## Task input:
● ● ● ● ● ● ●

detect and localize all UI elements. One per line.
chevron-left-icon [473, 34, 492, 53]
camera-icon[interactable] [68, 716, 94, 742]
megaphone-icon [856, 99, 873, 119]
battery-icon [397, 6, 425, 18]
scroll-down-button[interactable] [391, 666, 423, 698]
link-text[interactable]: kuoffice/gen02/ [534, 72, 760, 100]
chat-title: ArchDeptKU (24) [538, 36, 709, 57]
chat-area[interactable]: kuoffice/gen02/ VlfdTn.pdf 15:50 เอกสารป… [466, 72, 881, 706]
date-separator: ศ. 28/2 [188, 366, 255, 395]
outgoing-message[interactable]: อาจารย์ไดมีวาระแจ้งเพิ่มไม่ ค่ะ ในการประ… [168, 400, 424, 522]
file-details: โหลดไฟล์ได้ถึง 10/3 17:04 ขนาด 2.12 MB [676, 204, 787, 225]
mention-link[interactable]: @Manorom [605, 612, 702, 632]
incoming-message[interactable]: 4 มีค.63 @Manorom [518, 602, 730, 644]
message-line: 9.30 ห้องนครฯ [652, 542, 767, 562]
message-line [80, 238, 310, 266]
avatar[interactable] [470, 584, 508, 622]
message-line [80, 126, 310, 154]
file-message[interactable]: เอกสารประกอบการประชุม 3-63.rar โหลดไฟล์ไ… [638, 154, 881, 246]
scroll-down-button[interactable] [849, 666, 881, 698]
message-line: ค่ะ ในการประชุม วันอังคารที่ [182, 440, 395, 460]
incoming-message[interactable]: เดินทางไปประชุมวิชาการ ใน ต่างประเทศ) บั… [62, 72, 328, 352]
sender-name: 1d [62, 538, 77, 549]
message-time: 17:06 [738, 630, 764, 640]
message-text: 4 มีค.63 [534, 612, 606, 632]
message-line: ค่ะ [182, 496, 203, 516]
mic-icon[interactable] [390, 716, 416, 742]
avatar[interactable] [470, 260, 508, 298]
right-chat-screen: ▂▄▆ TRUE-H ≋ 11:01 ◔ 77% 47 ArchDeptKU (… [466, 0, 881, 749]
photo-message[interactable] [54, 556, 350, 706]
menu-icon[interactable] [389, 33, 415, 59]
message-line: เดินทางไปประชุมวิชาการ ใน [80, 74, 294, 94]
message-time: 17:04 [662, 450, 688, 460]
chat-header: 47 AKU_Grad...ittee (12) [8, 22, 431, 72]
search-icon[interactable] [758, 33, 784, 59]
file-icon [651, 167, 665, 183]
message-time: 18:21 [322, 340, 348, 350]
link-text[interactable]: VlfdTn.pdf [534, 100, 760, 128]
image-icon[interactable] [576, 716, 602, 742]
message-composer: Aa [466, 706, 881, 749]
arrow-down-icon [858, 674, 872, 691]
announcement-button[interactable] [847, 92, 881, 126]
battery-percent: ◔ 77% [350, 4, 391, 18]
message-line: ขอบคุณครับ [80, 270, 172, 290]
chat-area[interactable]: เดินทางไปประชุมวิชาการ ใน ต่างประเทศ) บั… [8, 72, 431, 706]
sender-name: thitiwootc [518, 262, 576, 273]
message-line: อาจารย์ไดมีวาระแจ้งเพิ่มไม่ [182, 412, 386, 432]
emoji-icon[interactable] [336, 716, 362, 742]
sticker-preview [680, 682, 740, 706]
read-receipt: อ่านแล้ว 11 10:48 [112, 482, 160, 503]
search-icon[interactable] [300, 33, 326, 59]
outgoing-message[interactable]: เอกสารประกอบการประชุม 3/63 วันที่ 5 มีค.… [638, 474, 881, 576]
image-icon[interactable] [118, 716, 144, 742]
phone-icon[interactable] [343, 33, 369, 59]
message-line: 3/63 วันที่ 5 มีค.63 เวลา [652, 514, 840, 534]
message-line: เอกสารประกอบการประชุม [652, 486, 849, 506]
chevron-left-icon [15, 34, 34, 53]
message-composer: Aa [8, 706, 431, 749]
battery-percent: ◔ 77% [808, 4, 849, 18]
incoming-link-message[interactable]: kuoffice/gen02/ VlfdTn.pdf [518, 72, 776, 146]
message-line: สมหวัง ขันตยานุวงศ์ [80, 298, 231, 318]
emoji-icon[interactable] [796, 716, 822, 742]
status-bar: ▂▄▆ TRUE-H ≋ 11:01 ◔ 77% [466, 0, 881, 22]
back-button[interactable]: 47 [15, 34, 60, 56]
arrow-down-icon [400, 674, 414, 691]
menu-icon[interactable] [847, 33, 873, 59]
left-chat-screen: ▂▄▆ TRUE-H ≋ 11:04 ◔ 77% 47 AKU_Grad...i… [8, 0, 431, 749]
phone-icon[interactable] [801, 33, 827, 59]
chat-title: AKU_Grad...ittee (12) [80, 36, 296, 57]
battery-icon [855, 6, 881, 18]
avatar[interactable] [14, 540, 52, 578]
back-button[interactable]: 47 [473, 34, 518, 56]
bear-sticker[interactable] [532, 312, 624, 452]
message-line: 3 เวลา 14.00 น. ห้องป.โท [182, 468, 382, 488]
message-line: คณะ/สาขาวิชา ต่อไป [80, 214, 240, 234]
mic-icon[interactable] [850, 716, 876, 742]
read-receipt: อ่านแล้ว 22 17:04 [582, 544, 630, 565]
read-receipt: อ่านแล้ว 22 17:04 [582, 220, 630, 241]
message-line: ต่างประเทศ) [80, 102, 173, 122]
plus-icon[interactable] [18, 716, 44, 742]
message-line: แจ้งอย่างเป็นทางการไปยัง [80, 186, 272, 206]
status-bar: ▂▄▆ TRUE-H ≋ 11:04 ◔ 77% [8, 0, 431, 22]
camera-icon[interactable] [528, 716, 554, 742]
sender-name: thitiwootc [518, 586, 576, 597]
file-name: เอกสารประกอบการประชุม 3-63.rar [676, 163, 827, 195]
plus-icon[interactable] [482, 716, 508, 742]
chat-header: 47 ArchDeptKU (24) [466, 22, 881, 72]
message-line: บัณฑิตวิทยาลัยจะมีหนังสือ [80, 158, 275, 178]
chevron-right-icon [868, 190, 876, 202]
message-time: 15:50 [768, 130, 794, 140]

● ● ● ● ● ● ●

## Work to be completed:
Rewrite the lines above as a JSON list of strings, one string per line, leaving out any blank lines.

## The reply:
[
  "detect and localize all UI elements. One per line.",
  "chevron-left-icon [473, 34, 492, 53]",
  "camera-icon[interactable] [68, 716, 94, 742]",
  "megaphone-icon [856, 99, 873, 119]",
  "battery-icon [397, 6, 425, 18]",
  "scroll-down-button[interactable] [391, 666, 423, 698]",
  "link-text[interactable]: kuoffice/gen02/ [534, 72, 760, 100]",
  "chat-title: ArchDeptKU (24) [538, 36, 709, 57]",
  "chat-area[interactable]: kuoffice/gen02/ VlfdTn.pdf 15:50 เอกสารป… [466, 72, 881, 706]",
  "date-separator: ศ. 28/2 [188, 366, 255, 395]",
  "outgoing-message[interactable]: อาจารย์ไดมีวาระแจ้งเพิ่มไม่ ค่ะ ในการประ… [168, 400, 424, 522]",
  "file-details: โหลดไฟล์ได้ถึง 10/3 17:04 ขนาด 2.12 MB [676, 204, 787, 225]",
  "mention-link[interactable]: @Manorom [605, 612, 702, 632]",
  "incoming-message[interactable]: 4 มีค.63 @Manorom [518, 602, 730, 644]",
  "message-line: 9.30 ห้องนครฯ [652, 542, 767, 562]",
  "message-line [80, 238, 310, 266]",
  "avatar[interactable] [470, 584, 508, 622]",
  "message-line [80, 126, 310, 154]",
  "file-message[interactable]: เอกสารประกอบการประชุม 3-63.rar โหลดไฟล์ไ… [638, 154, 881, 246]",
  "scroll-down-button[interactable] [849, 666, 881, 698]",
  "message-line: ค่ะ ในการประชุม วันอังคารที่ [182, 440, 395, 460]",
  "incoming-message[interactable]: เดินทางไปประชุมวิชาการ ใน ต่างประเทศ) บั… [62, 72, 328, 352]",
  "sender-name: 1d [62, 538, 77, 549]",
  "message-time: 17:06 [738, 630, 764, 640]",
  "message-text: 4 มีค.63 [534, 612, 606, 632]",
  "message-line: ค่ะ [182, 496, 203, 516]",
  "mic-icon[interactable] [390, 716, 416, 742]",
  "avatar[interactable] [470, 260, 508, 298]",
  "right-chat-screen: ▂▄▆ TRUE-H ≋ 11:01 ◔ 77% 47 ArchDeptKU (… [466, 0, 881, 749]",
  "photo-message[interactable] [54, 556, 350, 706]",
  "menu-icon[interactable] [389, 33, 415, 59]",
  "message-line: เดินทางไปประชุมวิชาการ ใน [80, 74, 294, 94]",
  "message-time: 17:04 [662, 450, 688, 460]",
  "chat-header: 47 AKU_Grad...ittee (12) [8, 22, 431, 72]",
  "search-icon[interactable] [758, 33, 784, 59]",
  "file-icon [651, 167, 665, 183]",
  "message-time: 18:21 [322, 340, 348, 350]",
  "link-text[interactable]: VlfdTn.pdf [534, 100, 760, 128]",
  "image-icon[interactable] [576, 716, 602, 742]",
  "message-composer: Aa [466, 706, 881, 749]",
  "arrow-down-icon [858, 674, 872, 691]",
  "announcement-button[interactable] [847, 92, 881, 126]",
  "battery-percent: ◔ 77% [350, 4, 391, 18]",
  "message-line: ขอบคุณครับ [80, 270, 172, 290]",
  "chat-area[interactable]: เดินทางไปประชุมวิชาการ ใน ต่างประเทศ) บั… [8, 72, 431, 706]",
  "sender-name: thitiwootc [518, 262, 576, 273]",
  "message-line: อาจารย์ไดมีวาระแจ้งเพิ่มไม่ [182, 412, 386, 432]",
  "emoji-icon[interactable] [336, 716, 362, 742]",
  "sticker-preview [680, 682, 740, 706]",
  "read-receipt: อ่านแล้ว 11 10:48 [112, 482, 160, 503]",
  "search-icon[interactable] [300, 33, 326, 59]",
  "outgoing-message[interactable]: เอกสารประกอบการประชุม 3/63 วันที่ 5 มีค.… [638, 474, 881, 576]",
  "image-icon[interactable] [118, 716, 144, 742]",
  "phone-icon[interactable] [343, 33, 369, 59]",
  "message-line: 3/63 วันที่ 5 มีค.63 เวลา [652, 514, 840, 534]",
  "message-line: เอกสารประกอบการประชุม [652, 486, 849, 506]",
  "chevron-left-icon [15, 34, 34, 53]",
  "message-composer: Aa [8, 706, 431, 749]",
  "battery-percent: ◔ 77% [808, 4, 849, 18]",
  "incoming-link-message[interactable]: kuoffice/gen02/ VlfdTn.pdf [518, 72, 776, 146]",
  "message-line: สมหวัง ขันตยานุวงศ์ [80, 298, 231, 318]",
  "emoji-icon[interactable] [796, 716, 822, 742]",
  "status-bar: ▂▄▆ TRUE-H ≋ 11:01 ◔ 77% [466, 0, 881, 22]",
  "back-button[interactable]: 47 [15, 34, 60, 56]",
  "arrow-down-icon [400, 674, 414, 691]",
  "menu-icon[interactable] [847, 33, 873, 59]",
  "left-chat-screen: ▂▄▆ TRUE-H ≋ 11:04 ◔ 77% 47 AKU_Grad...i… [8, 0, 431, 749]",
  "phone-icon[interactable] [801, 33, 827, 59]",
  "chat-title: AKU_Grad...ittee (12) [80, 36, 296, 57]",
  "battery-icon [855, 6, 881, 18]",
  "avatar[interactable] [14, 540, 52, 578]",
  "back-button[interactable]: 47 [473, 34, 518, 56]",
  "bear-sticker[interactable] [532, 312, 624, 452]",
  "message-line: 3 เวลา 14.00 น. ห้องป.โท [182, 468, 382, 488]",
  "message-line: คณะ/สาขาวิชา ต่อไป [80, 214, 240, 234]",
  "mic-icon[interactable] [850, 716, 876, 742]",
  "read-receipt: อ่านแล้ว 22 17:04 [582, 544, 630, 565]",
  "read-receipt: อ่านแล้ว 22 17:04 [582, 220, 630, 241]",
  "message-line: ต่างประเทศ) [80, 102, 173, 122]",
  "plus-icon[interactable] [18, 716, 44, 742]",
  "message-line: แจ้งอย่างเป็นทางการไปยัง [80, 186, 272, 206]",
  "status-bar: ▂▄▆ TRUE-H ≋ 11:04 ◔ 77% [8, 0, 431, 22]",
  "camera-icon[interactable] [528, 716, 554, 742]",
  "sender-name: thitiwootc [518, 586, 576, 597]",
  "file-name: เอกสารประกอบการประชุม 3-63.rar [676, 163, 827, 195]",
  "plus-icon[interactable] [482, 716, 508, 742]",
  "chat-header: 47 ArchDeptKU (24) [466, 22, 881, 72]",
  "message-line: บัณฑิตวิทยาลัยจะมีหนังสือ [80, 158, 275, 178]",
  "chevron-right-icon [868, 190, 876, 202]",
  "message-time: 15:50 [768, 130, 794, 140]"
]